Я остаюсь при убеждении, что на востоке не оставалось ни одного лишнего человека.
Затем мы перешли к обсуждению основного вопроса, что может и хочет дать родина армии. От ответа на него зависело все дальнейшее. Я надеялся, что в недрах правительства вопрос представлялся ясным. Однако это было не так. Новый военный министр высказал более благоприятные данные о могущих быть переданными в армию укомплектованных, чем те, которые я имел до сих пор. Он говорил о 600 000 человек. Я не мог проверить эти цифры. На меня произвело особенно глубокое впечатление, что войсковые части, расположенные на родине, могут немедленно выделить от 60 000 до 70 000 человек. Почему же их не дали раньше? Я заявил, что если я получу укомплектования, о которых здесь говорилось, то я с уверенностью буду смотреть на будущее. Однако пополнения должны прибыть как можно скорее. Министр обещал не задержать их отправку ни на один день.
Далее я перешел к вопросу о духовном состоянии войск и родины, имевшему столь решающее значение, и высказал мысли, которые я столь часто развивал уже в этих записках. Я подчеркнул, что в данный момент армия особенно нуждается в моральной поддержке.
По желанию имперского канцлера все три присутствующих парламентских статс-секретаря должны были высказаться о настроении Германии.
Статс-секретарь Гребер говорил не прямо по вопросу.
Статс-секретарь Шейдеман высказался очень серьезно. Он охотно верил, что мы еще можем мобилизовать для армии сотни тысяч людей, но считал ошибочным предполагать, что эти сотни тысяч улучшат настроение войск. «Рабочие все более и более приходят к заключению, что лучше ужасный конец, чем ужас без конца». Статс-секретарь Шейдеман считал причиной столь печального настроения нужду в продовольствии, которую он ставил в связь с недостатком в вагонах. Я немедленно обещал принять все возможные меры, чтобы устранить этот недостаток, поскольку это зависело от меня. В общем, в его словах заключались тяжелые обвинения нашему правительству, которое с 1914 года допустило такой упадок духа. Речь статс-секретаря Шейдемана являлась объявлением политического банкротства, к которому внутри государства привели имперский канцлер и партии большинства.

■ ■ ■ ■ ■

Что сделать -
A. Переведите на английский это предложение из отрывка о совещании: «Министр обещал не задержать их отправку ни на один день».
B. Выпишите из отрывка о совещании дословно всё, начиная с «По желанию имперского» и до «прямо по вопросу.» включительно.
C. Допишите, что идет дальше в отрывке о совещании, начиная сразу после его последнего предложения.
Записи взяты из другого источника и с текстом не связаны.

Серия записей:
■ ■ ■ ■ ■

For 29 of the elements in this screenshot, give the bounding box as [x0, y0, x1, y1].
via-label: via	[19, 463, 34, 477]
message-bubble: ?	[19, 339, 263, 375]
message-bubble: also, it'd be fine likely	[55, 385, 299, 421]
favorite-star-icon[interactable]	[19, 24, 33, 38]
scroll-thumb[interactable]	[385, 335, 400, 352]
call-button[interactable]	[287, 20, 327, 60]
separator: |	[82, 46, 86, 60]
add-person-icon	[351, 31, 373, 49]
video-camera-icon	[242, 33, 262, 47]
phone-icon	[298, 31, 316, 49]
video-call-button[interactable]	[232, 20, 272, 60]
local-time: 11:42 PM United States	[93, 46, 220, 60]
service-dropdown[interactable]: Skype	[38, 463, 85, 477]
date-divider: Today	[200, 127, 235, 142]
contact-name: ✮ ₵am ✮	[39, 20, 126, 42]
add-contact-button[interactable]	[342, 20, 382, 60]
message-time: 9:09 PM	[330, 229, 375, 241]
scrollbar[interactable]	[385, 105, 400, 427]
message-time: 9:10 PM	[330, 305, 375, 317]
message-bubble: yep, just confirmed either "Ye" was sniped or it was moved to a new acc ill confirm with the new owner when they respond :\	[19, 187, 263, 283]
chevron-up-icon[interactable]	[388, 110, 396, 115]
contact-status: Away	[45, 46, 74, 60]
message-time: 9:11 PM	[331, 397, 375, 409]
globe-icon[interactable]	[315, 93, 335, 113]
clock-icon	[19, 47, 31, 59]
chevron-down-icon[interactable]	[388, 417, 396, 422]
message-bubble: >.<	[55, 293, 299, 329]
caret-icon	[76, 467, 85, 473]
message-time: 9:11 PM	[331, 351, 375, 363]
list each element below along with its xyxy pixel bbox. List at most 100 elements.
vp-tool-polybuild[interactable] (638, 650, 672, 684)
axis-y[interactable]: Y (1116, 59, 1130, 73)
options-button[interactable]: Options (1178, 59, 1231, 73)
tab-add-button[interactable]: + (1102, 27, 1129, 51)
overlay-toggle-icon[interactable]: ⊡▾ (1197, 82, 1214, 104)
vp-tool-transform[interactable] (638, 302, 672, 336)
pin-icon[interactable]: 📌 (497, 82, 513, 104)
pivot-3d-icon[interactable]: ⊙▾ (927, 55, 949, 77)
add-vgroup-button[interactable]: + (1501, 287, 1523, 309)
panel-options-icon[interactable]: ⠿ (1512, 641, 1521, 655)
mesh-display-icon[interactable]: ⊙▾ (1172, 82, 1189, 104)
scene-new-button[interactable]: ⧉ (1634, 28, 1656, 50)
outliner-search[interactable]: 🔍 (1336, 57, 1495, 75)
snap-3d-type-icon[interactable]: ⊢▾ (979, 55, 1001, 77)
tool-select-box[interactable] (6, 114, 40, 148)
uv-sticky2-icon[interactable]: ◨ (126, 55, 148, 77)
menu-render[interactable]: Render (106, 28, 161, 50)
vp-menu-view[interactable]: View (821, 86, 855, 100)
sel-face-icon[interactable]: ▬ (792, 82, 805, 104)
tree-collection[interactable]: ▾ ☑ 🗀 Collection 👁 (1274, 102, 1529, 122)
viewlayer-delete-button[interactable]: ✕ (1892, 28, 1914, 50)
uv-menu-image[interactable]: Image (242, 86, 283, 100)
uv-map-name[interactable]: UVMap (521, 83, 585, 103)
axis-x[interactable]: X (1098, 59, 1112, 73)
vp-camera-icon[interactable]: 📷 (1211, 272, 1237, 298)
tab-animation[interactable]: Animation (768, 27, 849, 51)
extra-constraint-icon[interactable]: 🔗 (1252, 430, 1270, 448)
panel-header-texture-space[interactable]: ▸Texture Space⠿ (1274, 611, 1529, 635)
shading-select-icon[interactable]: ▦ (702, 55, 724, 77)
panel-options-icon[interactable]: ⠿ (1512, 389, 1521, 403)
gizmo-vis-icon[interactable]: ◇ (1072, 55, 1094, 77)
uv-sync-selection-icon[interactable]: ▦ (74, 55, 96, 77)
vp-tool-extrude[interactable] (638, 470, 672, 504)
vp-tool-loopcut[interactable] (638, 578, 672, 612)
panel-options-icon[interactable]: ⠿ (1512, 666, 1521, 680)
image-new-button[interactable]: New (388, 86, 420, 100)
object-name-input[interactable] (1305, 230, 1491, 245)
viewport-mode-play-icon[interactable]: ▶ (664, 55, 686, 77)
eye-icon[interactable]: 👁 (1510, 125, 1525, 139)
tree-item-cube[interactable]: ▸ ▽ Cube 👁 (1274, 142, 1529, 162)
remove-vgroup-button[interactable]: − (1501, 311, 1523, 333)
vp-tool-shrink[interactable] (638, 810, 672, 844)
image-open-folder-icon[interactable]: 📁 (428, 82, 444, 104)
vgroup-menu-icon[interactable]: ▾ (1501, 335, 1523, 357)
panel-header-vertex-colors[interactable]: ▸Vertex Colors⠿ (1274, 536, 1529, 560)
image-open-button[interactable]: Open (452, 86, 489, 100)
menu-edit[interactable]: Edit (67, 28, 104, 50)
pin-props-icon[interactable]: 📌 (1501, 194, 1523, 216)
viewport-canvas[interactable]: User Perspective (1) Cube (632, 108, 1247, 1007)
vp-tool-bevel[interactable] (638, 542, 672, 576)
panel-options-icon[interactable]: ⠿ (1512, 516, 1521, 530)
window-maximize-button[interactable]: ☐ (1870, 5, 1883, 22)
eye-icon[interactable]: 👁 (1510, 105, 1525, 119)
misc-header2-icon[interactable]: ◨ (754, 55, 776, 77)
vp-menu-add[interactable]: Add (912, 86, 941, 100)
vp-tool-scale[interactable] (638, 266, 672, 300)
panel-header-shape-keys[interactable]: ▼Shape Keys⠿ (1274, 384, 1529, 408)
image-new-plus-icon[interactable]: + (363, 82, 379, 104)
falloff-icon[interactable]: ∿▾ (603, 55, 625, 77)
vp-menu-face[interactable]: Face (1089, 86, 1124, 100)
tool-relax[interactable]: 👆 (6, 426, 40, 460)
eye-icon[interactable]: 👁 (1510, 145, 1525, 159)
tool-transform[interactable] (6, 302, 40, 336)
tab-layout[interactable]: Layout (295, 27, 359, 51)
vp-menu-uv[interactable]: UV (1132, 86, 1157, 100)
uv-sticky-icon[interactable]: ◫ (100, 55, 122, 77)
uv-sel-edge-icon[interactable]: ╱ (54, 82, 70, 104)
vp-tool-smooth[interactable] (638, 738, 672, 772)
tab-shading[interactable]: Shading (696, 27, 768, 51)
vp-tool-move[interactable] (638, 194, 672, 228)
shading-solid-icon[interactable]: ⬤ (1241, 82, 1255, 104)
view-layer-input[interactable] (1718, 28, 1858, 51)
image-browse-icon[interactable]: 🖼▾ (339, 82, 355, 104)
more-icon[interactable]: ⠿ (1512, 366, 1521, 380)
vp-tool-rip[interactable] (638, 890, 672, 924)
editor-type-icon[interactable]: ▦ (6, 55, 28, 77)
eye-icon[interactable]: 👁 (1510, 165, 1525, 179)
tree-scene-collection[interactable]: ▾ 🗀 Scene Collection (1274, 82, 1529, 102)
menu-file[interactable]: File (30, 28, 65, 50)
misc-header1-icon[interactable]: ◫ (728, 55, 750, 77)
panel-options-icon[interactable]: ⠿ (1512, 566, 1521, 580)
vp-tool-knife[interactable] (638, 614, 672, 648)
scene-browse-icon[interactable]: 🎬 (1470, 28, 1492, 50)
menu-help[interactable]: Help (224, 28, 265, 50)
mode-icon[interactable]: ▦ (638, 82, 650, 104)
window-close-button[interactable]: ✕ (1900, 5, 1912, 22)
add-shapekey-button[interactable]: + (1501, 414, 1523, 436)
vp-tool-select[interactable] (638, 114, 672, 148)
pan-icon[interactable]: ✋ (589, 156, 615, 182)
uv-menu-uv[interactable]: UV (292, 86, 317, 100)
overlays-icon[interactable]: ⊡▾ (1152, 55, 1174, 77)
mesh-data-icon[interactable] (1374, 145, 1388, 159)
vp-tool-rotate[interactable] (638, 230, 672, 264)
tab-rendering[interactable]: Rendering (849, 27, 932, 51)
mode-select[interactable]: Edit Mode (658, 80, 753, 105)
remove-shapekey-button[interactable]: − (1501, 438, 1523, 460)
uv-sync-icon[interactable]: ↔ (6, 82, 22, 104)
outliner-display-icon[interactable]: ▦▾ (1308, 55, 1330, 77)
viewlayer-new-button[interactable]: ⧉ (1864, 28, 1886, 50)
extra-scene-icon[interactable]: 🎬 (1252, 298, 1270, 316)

■ ■ ■ ■ ■

В ответ -
A. The minister promised not to delay their dispatch by a single day.

B.
По желанию имперского канцлера все три присутствующих парламентских статс-секретаря должны были высказаться о настроении Германии.
Статс-секретарь Гребер говорил не прямо по вопросу.

C.
Статс-секретарь Гаусман полагал, что призыв к народу произвел бы сильное действие.
Статс-секретарь Эрцбергер отсутствовал; в эти дни он потерял своего сына, который также хотел служить своему отечеству.
Вице-канцлер фон Пайер не смотрел на настроение столь серьезно, как статс-секретарь Шейдеман, и высказал совершенно в моем духе приблизительно следующее:
«Когда поступила вторая нота Вильсона, то настроение совершенно пало, и все увидели, что речь идет о жизни и смерти, но и в этом настроении вновь произошла коренная перемена. Все увидели, что мы, как нация, прежде всего, обречены на экономическую гибель. Теперь каждый может решить сам, можем ли мы это допустить. Если мы скажем людям: существует еще возможность, если вы выдержите. Если же вы не сможете держаться еще несколько недель, то вы должны идти на то, что Германия будет вычеркнута из круга народов. Вы должны помнить, что вы возьмете на себя тяжелое бремя в виде уплаты военных издержек, которое вас задушит. Этим путем мы сможем еще раз поднять германский народ.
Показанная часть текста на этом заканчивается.